= Exercise details =
Where a line holds "LAYOUT", copy it.

Dataset items:
+ + + + +
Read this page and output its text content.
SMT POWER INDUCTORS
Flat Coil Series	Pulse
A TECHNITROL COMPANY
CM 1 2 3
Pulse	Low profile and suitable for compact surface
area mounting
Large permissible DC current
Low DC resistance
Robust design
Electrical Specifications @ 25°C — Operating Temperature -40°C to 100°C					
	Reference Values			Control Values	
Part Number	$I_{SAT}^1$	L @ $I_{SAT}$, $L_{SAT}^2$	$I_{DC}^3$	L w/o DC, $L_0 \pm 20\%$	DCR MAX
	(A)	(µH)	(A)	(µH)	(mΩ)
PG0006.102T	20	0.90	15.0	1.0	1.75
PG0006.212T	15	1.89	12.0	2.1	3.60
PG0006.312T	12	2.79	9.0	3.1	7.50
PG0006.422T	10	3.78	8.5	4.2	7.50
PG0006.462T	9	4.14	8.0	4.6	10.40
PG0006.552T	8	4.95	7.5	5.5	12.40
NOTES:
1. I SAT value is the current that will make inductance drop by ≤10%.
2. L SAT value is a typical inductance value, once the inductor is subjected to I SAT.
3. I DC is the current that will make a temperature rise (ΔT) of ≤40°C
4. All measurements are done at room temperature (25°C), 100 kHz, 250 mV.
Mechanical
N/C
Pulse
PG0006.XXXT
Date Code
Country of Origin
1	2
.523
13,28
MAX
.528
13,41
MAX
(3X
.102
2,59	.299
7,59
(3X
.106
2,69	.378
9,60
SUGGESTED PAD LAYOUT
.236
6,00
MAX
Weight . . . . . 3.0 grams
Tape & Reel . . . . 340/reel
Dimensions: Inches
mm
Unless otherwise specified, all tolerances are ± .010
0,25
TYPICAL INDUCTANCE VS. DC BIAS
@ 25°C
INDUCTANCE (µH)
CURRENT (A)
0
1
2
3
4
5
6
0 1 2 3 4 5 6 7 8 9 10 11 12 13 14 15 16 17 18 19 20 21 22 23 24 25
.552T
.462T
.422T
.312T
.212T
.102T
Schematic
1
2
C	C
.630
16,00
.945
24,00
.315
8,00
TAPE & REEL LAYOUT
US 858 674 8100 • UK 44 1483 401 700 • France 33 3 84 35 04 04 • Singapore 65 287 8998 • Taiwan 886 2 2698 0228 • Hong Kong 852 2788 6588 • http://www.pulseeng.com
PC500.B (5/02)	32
+ + + + +
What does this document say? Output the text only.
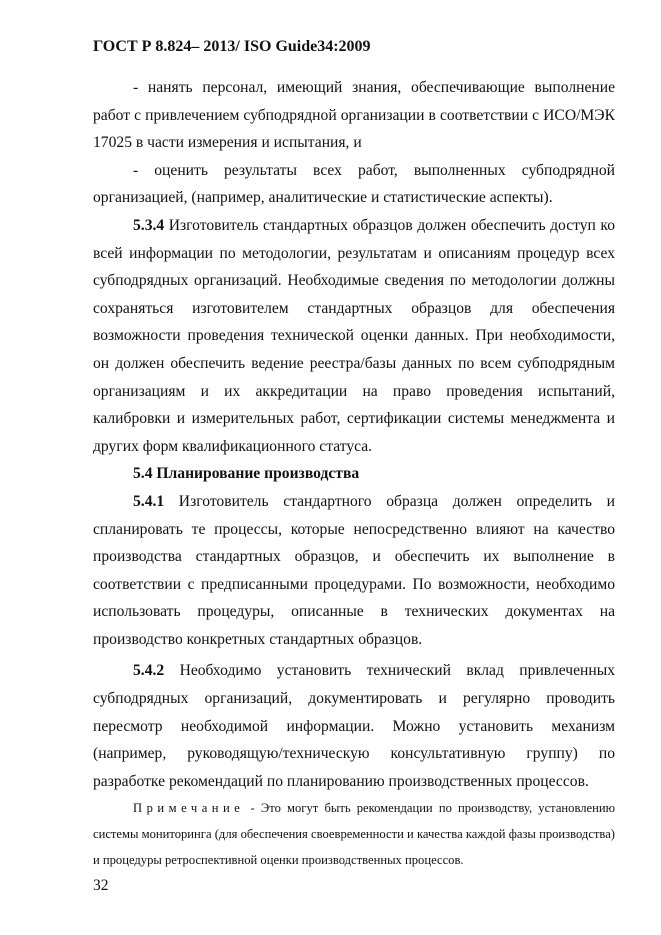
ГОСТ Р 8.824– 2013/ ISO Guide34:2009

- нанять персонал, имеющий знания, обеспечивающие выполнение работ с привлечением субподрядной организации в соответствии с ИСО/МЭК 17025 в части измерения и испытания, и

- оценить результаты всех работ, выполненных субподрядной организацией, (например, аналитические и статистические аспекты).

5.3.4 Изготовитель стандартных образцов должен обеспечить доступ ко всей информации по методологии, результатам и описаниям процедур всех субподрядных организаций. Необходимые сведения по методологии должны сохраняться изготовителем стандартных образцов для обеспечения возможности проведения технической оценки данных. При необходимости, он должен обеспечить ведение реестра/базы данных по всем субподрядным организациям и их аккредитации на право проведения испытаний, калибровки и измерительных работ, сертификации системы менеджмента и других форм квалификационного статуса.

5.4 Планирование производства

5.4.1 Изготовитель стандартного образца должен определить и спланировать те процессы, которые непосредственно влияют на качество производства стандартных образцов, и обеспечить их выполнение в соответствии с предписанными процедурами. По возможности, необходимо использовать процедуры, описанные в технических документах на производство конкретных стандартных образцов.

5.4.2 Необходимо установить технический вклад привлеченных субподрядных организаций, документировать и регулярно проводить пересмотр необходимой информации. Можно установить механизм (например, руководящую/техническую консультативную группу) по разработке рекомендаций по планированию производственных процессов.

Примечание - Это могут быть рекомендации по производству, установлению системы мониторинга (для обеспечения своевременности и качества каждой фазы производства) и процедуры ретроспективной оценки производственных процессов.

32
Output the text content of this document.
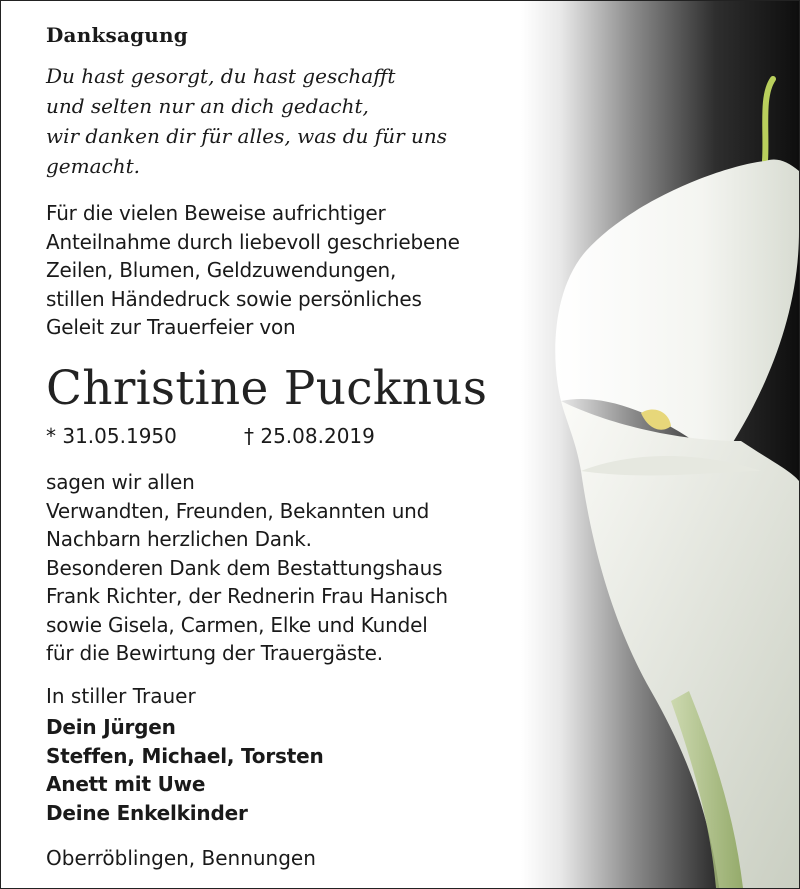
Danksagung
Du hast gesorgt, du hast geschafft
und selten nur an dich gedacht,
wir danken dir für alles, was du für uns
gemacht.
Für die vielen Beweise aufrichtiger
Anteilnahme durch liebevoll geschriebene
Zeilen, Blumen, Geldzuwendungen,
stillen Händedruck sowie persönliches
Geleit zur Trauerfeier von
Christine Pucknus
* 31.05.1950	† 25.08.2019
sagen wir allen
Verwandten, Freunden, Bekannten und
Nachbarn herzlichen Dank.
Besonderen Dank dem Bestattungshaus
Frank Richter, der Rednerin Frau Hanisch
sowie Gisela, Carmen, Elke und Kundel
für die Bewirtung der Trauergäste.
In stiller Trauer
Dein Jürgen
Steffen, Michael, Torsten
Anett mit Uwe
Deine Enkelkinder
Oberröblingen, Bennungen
+ + + + +
= The output =
SUGGESTED PAD LAYOUT
TAPE & REEL LAYOUT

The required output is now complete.